[BEGIN DOCUMENT PASSAGE]

Outliers low frequency filter

  • Similar to panel data case
  • but it could be implemented to be a streaming process
  • IQR
In [209]:
import numpy as np
import pandas as pd
import matplotlib.pyplot as plt

# Generate random time series data with 20 observations and 3 outliers
data = np.random.rand(20)
data[3] = -2
data[10] = 3.5
data[17] = 2.6
In [210]:
# Convert the data to a Pandas Series
series = pd.Series(data)

# Calculate the first and third quartiles
q1 = series.quantile(0.25)
q3 = series.quantile(0.75)

# Define the filter based on the interquartile range (IQR)
iqr = q3 - q1
filter = (series >= q1 - 1.5*iqr) & (series <= q3 + 1.5*iqr)

# Filter the data
filtered_data = series[filter]
In [211]:
# Plot the original data and the filtered data
fig, ax = plt.subplots()
ax.plot(series.index, series.values, label='Original data')
ax.plot(filtered_data.index, filtered_data.values, label='Filtered data')
ax.set_xlabel('Index')

[END DOCUMENT PASSAGE]

**WORK TO COMPLETE**
1. Please reproduce the outlier filter excerpt word for word, starting at "# Calculate the" and ending at "interquartile range (IQR)".
2. In the outlier filter excerpt, what value is assigned to data[10]?
3. Name every library or module imported in the outlier filter excerpt.
The material has no connection to the outlier filter excerpt.

[BEGIN RECORD SET]

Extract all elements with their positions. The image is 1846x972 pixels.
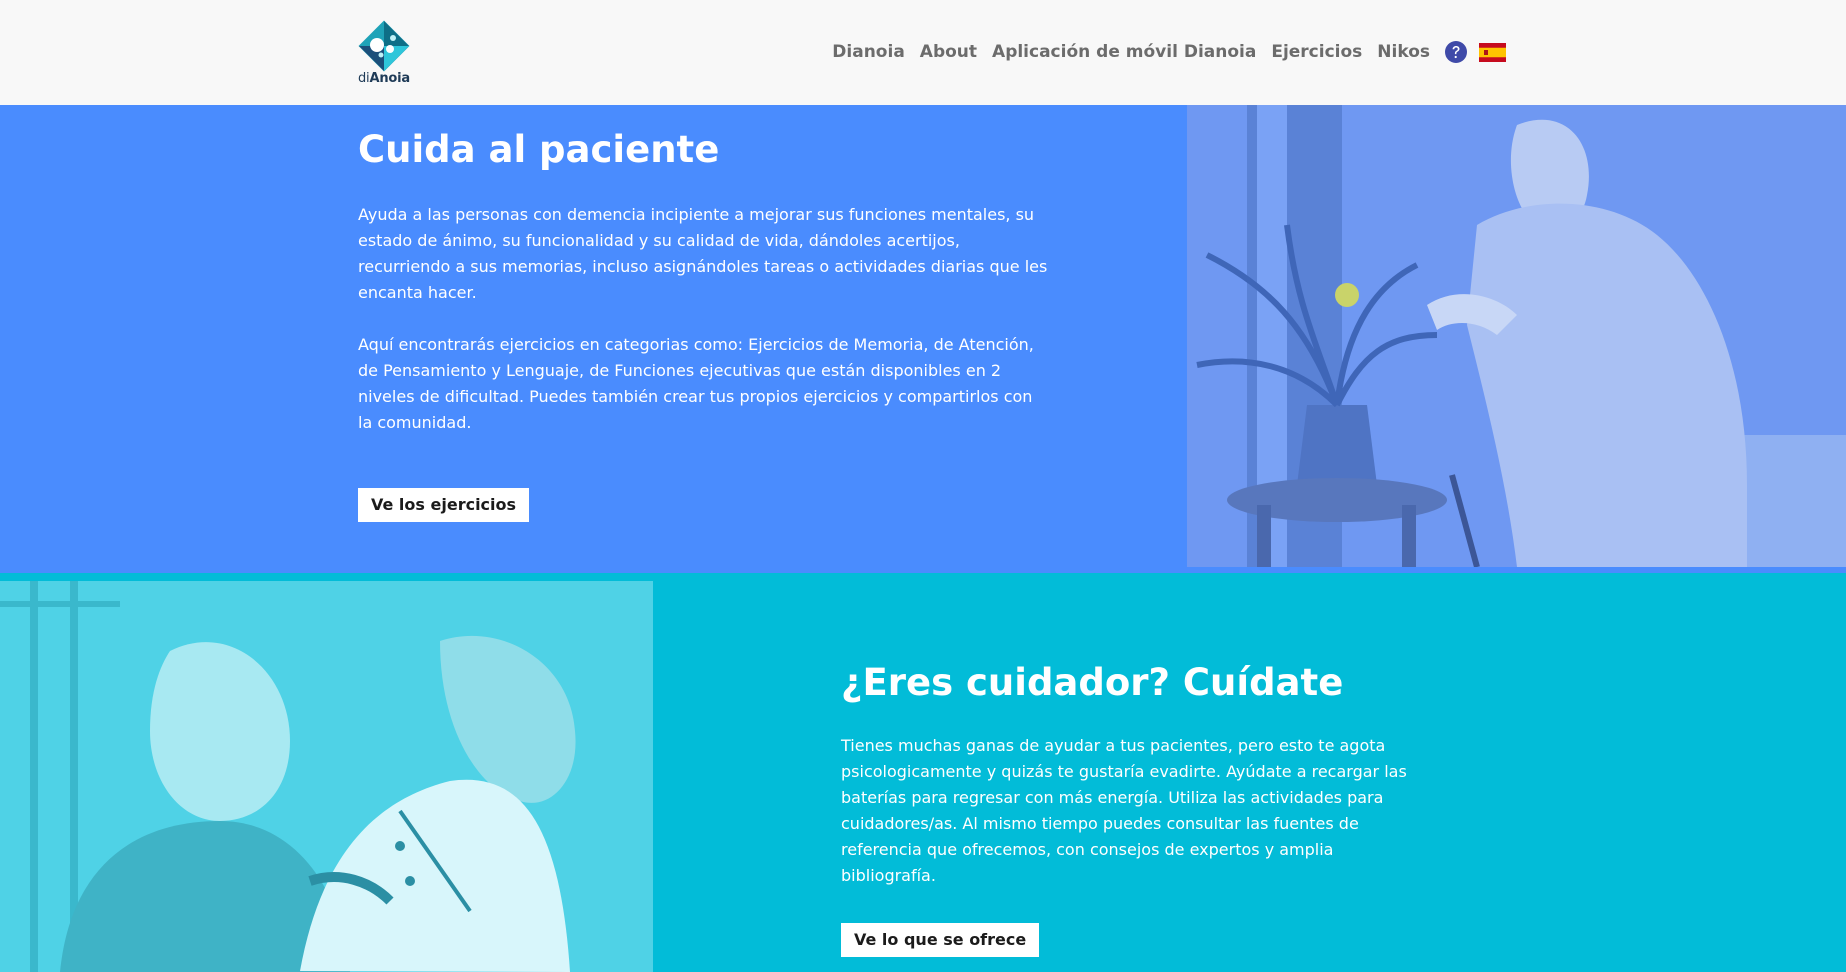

[END RECORD SET]
[BEGIN RECORD SET]

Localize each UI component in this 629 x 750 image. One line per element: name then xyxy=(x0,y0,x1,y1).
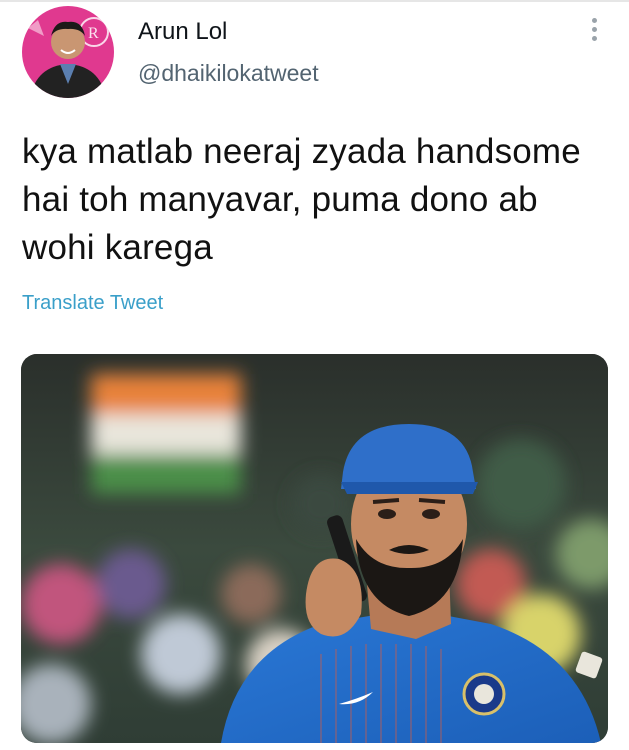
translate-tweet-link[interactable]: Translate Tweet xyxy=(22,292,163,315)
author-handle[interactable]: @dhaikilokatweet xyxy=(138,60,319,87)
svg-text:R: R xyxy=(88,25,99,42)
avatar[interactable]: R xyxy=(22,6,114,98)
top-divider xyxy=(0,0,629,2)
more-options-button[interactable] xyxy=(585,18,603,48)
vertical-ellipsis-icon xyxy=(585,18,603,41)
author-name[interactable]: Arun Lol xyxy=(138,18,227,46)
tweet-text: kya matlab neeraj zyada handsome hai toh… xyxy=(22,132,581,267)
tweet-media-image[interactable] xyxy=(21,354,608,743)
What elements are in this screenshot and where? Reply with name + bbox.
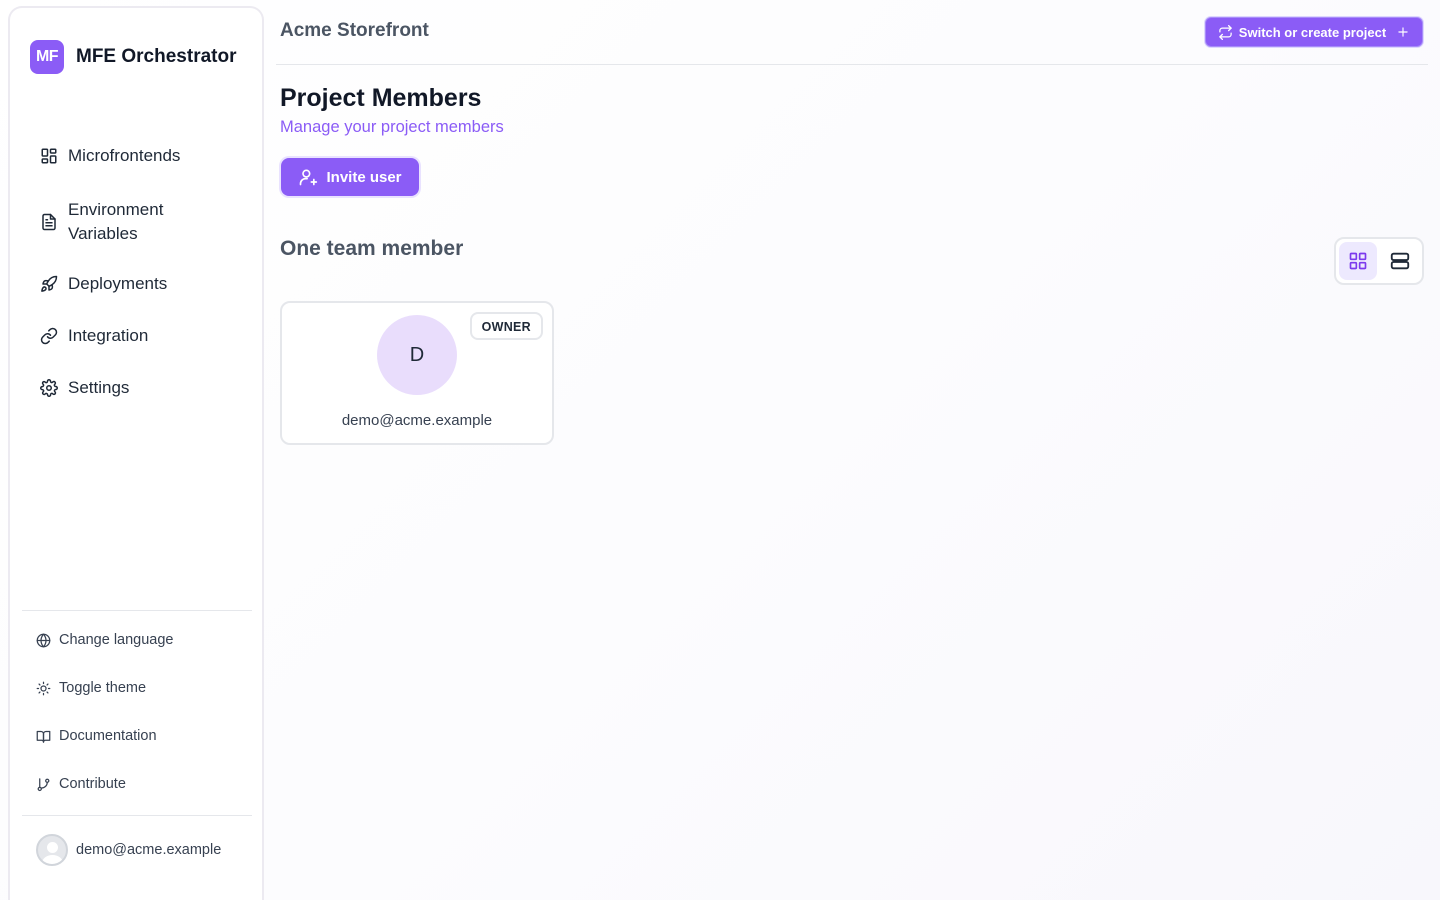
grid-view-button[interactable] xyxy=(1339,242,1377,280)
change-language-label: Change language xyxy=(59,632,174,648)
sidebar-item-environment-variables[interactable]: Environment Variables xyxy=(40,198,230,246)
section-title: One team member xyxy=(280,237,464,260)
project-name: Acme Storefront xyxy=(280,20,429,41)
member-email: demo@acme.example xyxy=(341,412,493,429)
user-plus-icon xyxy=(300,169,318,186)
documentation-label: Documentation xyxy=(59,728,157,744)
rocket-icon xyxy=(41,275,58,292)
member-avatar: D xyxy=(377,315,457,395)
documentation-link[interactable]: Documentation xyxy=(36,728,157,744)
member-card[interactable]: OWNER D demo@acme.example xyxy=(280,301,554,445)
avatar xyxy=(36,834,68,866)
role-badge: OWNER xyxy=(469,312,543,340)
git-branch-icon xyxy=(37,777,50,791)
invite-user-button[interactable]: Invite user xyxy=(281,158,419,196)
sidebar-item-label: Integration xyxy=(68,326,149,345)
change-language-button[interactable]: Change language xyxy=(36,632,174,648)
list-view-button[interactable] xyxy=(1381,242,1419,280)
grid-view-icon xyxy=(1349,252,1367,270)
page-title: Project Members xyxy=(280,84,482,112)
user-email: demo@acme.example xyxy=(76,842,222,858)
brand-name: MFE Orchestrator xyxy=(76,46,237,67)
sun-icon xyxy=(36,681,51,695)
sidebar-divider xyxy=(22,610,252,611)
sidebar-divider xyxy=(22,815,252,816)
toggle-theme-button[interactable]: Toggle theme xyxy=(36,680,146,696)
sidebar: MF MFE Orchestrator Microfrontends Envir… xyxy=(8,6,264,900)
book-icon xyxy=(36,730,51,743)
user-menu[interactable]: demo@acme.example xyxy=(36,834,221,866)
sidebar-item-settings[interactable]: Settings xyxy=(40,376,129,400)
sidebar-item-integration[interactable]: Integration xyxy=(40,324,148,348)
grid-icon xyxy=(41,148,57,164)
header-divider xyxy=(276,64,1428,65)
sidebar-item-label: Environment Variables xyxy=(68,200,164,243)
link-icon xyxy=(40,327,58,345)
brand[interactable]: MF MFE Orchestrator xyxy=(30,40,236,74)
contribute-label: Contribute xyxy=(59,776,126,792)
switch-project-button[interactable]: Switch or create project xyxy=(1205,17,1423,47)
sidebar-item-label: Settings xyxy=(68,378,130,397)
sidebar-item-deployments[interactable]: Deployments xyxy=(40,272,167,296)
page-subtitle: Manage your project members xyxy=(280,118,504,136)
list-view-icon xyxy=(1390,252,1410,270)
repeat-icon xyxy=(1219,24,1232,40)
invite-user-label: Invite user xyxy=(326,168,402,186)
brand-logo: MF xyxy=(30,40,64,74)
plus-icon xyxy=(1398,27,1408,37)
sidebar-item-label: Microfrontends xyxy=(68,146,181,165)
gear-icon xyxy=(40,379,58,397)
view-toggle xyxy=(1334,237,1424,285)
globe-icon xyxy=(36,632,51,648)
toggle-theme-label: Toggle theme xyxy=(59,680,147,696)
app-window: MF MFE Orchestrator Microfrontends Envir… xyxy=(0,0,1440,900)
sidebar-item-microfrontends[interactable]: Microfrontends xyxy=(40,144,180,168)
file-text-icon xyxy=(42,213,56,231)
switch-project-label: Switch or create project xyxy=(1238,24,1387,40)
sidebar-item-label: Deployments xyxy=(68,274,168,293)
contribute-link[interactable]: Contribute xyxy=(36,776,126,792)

[END RECORD SET]
[BEGIN RECORD SET]

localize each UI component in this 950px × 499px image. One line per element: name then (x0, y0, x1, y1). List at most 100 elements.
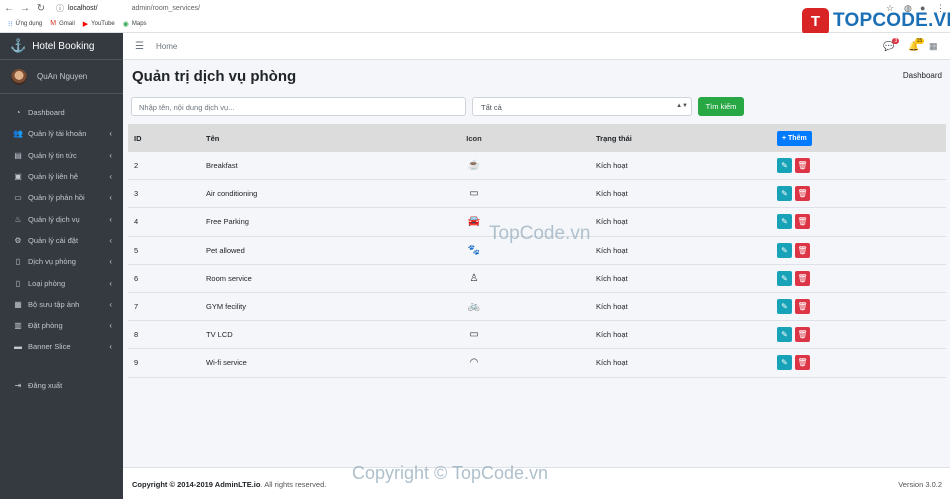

[END RECORD SET]

**ANSWERS BELOW**
1.
# Calculate the first and third quartiles
q1 = series.quantile(0.25)
q3 = series.quantile(0.75)

# Define the filter based on the interquartile range (IQR)

2. 3.5

3. numpy (as np), pandas (as pd), matplotlib.pyplot (as plt)